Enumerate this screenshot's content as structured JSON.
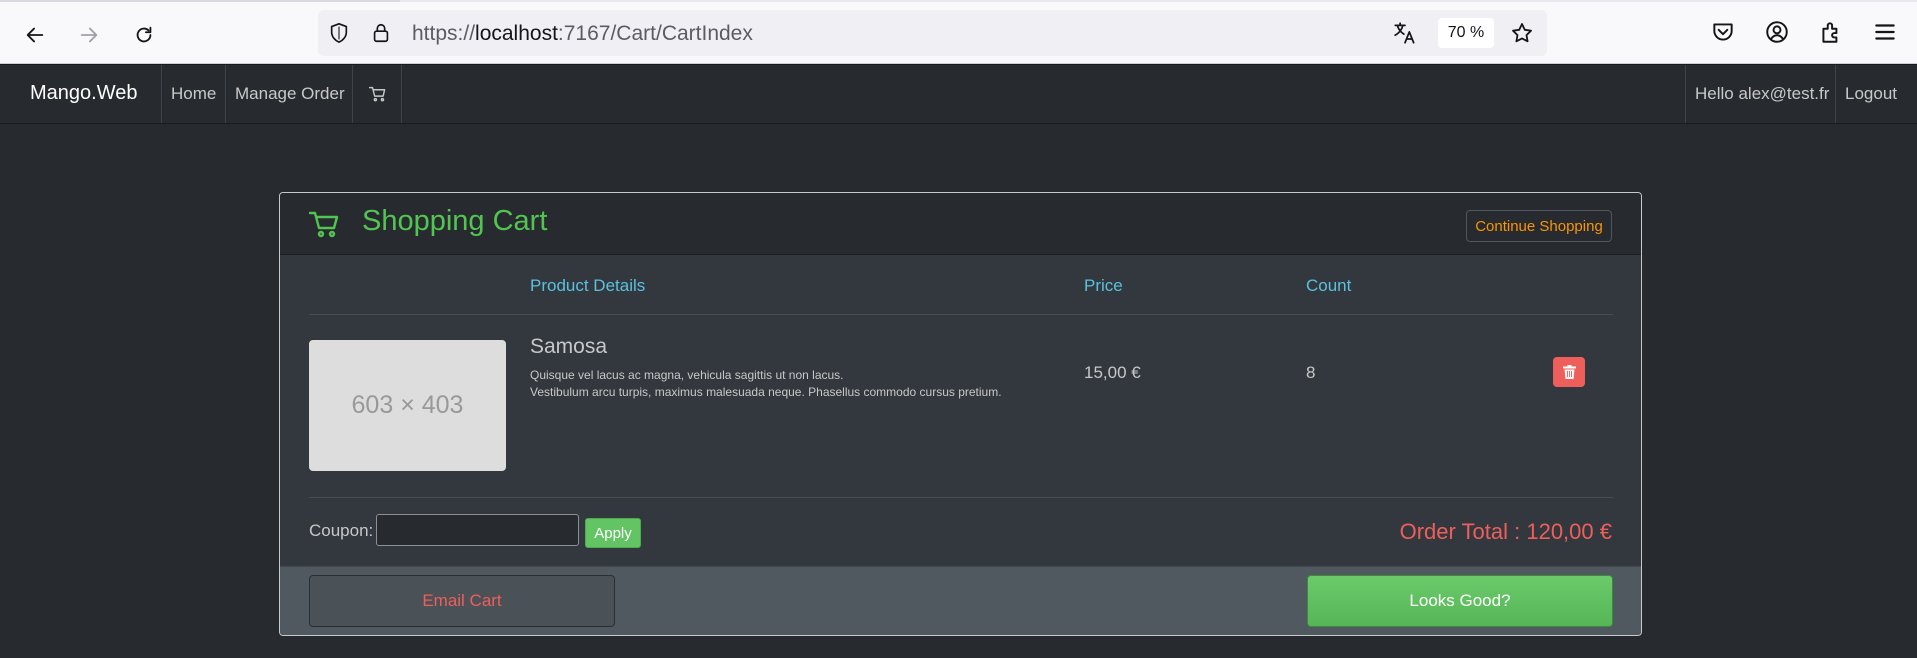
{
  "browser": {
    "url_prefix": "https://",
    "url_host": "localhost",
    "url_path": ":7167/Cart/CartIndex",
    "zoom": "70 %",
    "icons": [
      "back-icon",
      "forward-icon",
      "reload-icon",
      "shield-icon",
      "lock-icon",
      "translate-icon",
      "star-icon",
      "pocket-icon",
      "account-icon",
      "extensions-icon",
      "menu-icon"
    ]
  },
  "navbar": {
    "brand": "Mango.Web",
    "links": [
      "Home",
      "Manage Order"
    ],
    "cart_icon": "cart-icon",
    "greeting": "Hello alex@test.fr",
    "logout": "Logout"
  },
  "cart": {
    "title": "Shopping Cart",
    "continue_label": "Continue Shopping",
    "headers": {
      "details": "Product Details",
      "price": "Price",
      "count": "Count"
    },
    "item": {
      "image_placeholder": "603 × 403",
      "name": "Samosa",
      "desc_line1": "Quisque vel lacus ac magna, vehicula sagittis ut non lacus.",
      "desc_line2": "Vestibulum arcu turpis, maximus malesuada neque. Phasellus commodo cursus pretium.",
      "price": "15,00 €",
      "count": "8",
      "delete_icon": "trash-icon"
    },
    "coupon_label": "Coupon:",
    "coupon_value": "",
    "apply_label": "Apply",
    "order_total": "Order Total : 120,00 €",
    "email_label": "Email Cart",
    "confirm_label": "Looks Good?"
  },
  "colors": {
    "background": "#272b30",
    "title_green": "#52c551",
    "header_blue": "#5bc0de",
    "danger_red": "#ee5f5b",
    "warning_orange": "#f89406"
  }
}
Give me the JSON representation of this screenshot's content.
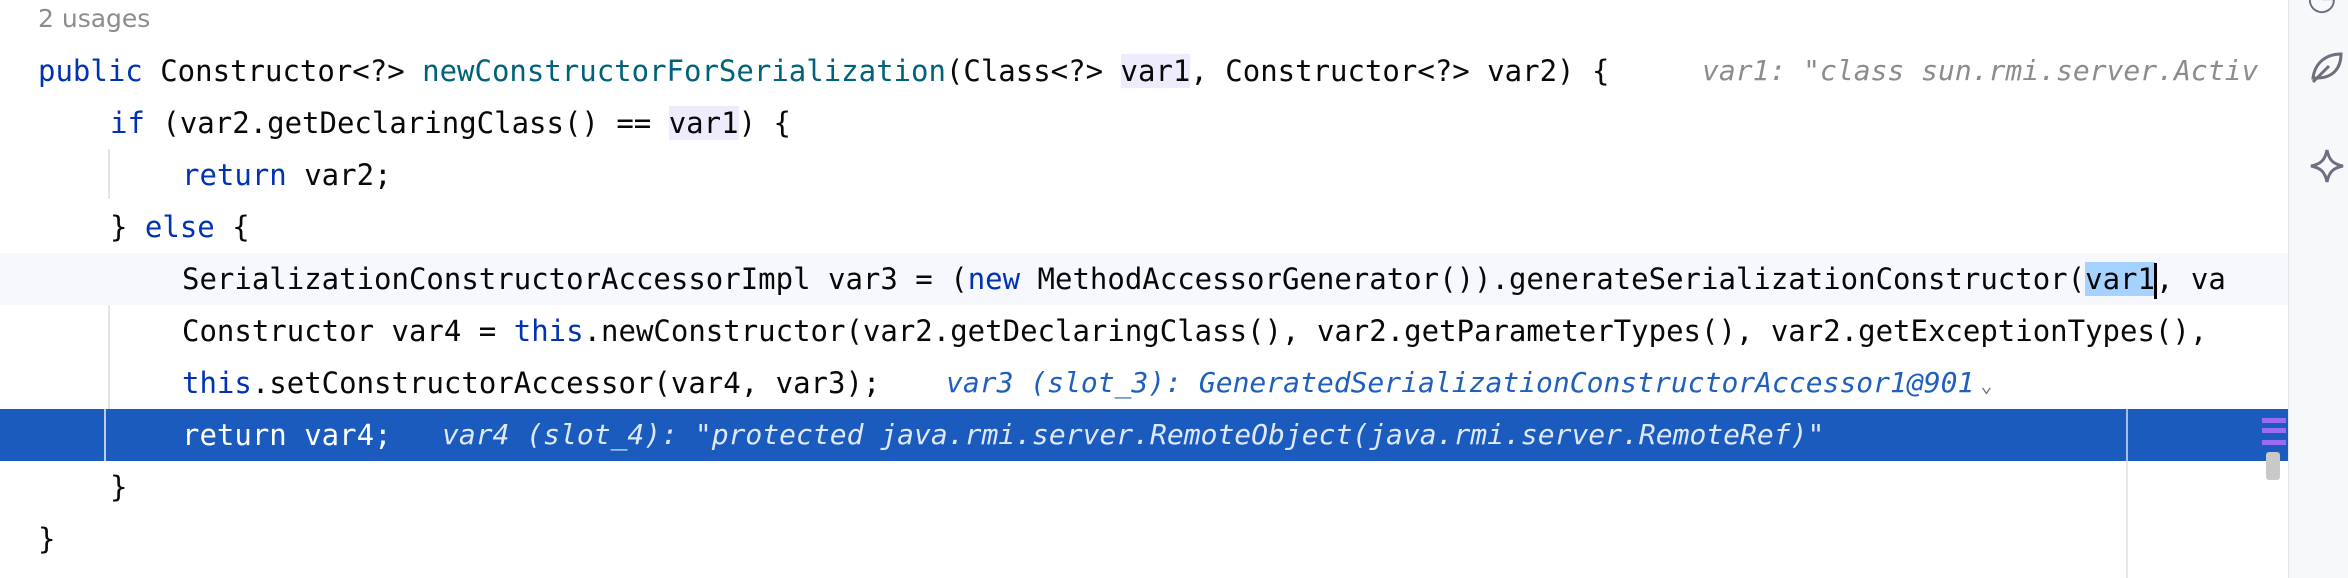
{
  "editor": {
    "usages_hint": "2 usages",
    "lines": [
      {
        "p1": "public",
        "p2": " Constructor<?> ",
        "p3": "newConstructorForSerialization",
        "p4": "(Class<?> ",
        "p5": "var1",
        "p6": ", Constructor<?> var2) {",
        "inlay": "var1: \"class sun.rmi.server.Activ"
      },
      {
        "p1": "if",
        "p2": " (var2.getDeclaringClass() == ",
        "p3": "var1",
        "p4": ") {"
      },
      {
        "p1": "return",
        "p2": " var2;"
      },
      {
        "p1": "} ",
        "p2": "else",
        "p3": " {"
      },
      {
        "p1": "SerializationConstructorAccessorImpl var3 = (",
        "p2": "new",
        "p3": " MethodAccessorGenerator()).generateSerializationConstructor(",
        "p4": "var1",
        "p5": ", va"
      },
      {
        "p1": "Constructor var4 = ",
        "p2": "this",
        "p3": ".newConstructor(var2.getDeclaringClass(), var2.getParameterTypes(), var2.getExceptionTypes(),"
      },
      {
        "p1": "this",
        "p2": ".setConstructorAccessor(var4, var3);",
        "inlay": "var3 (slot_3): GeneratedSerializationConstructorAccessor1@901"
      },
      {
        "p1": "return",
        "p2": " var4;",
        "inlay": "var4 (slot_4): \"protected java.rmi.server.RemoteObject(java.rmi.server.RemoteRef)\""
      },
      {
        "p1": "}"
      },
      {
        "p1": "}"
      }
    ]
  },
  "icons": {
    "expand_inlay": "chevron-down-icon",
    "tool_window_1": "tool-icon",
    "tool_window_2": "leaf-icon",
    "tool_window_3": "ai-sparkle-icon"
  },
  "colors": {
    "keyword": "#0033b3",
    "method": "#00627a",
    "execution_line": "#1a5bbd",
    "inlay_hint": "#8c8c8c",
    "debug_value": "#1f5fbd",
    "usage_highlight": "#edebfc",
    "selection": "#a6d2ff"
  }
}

——————————

*AIM*
Extract all the data above exactly, excluding every picture.

*EXERCISE OUTPUT*
Enumerate this screenshot's content as structured JSON.
{
  "browser": {
    "url_prefix": "https://",
    "url_host": "localhost",
    "url_path": ":7167/Cart/CartIndex",
    "zoom": "70 %",
    "icons": [
      "back-icon",
      "forward-icon",
      "reload-icon",
      "shield-icon",
      "lock-icon",
      "translate-icon",
      "star-icon",
      "pocket-icon",
      "account-icon",
      "extensions-icon",
      "menu-icon"
    ]
  },
  "navbar": {
    "brand": "Mango.Web",
    "links": [
      "Home",
      "Manage Order"
    ],
    "cart_icon": "cart-icon",
    "greeting": "Hello alex@test.fr",
    "logout": "Logout"
  },
  "cart": {
    "title": "Shopping Cart",
    "continue_label": "Continue Shopping",
    "headers": {
      "details": "Product Details",
      "price": "Price",
      "count": "Count"
    },
    "item": {
      "image_placeholder": "603 × 403",
      "name": "Samosa",
      "desc_line1": "Quisque vel lacus ac magna, vehicula sagittis ut non lacus.",
      "desc_line2": "Vestibulum arcu turpis, maximus malesuada neque. Phasellus commodo cursus pretium.",
      "price": "15,00 €",
      "count": "8",
      "delete_icon": "trash-icon"
    },
    "coupon_label": "Coupon:",
    "coupon_value": "",
    "apply_label": "Apply",
    "order_total": "Order Total : 120,00 €",
    "email_label": "Email Cart",
    "confirm_label": "Looks Good?"
  },
  "colors": {
    "background": "#272b30",
    "title_green": "#52c551",
    "header_blue": "#5bc0de",
    "danger_red": "#ee5f5b",
    "warning_orange": "#f89406"
  }
}
Give me the JSON representation of this screenshot's content.
{
  "editor": {
    "usages_hint": "2 usages",
    "lines": [
      {
        "p1": "public",
        "p2": " Constructor<?> ",
        "p3": "newConstructorForSerialization",
        "p4": "(Class<?> ",
        "p5": "var1",
        "p6": ", Constructor<?> var2) {",
        "inlay": "var1: \"class sun.rmi.server.Activ"
      },
      {
        "p1": "if",
        "p2": " (var2.getDeclaringClass() == ",
        "p3": "var1",
        "p4": ") {"
      },
      {
        "p1": "return",
        "p2": " var2;"
      },
      {
        "p1": "} ",
        "p2": "else",
        "p3": " {"
      },
      {
        "p1": "SerializationConstructorAccessorImpl var3 = (",
        "p2": "new",
        "p3": " MethodAccessorGenerator()).generateSerializationConstructor(",
        "p4": "var1",
        "p5": ", va"
      },
      {
        "p1": "Constructor var4 = ",
        "p2": "this",
        "p3": ".newConstructor(var2.getDeclaringClass(), var2.getParameterTypes(), var2.getExceptionTypes(),"
      },
      {
        "p1": "this",
        "p2": ".setConstructorAccessor(var4, var3);",
        "inlay": "var3 (slot_3): GeneratedSerializationConstructorAccessor1@901"
      },
      {
        "p1": "return",
        "p2": " var4;",
        "inlay": "var4 (slot_4): \"protected java.rmi.server.RemoteObject(java.rmi.server.RemoteRef)\""
      },
      {
        "p1": "}"
      },
      {
        "p1": "}"
      }
    ]
  },
  "icons": {
    "expand_inlay": "chevron-down-icon",
    "tool_window_1": "tool-icon",
    "tool_window_2": "leaf-icon",
    "tool_window_3": "ai-sparkle-icon"
  },
  "colors": {
    "keyword": "#0033b3",
    "method": "#00627a",
    "execution_line": "#1a5bbd",
    "inlay_hint": "#8c8c8c",
    "debug_value": "#1f5fbd",
    "usage_highlight": "#edebfc",
    "selection": "#a6d2ff"
  }
}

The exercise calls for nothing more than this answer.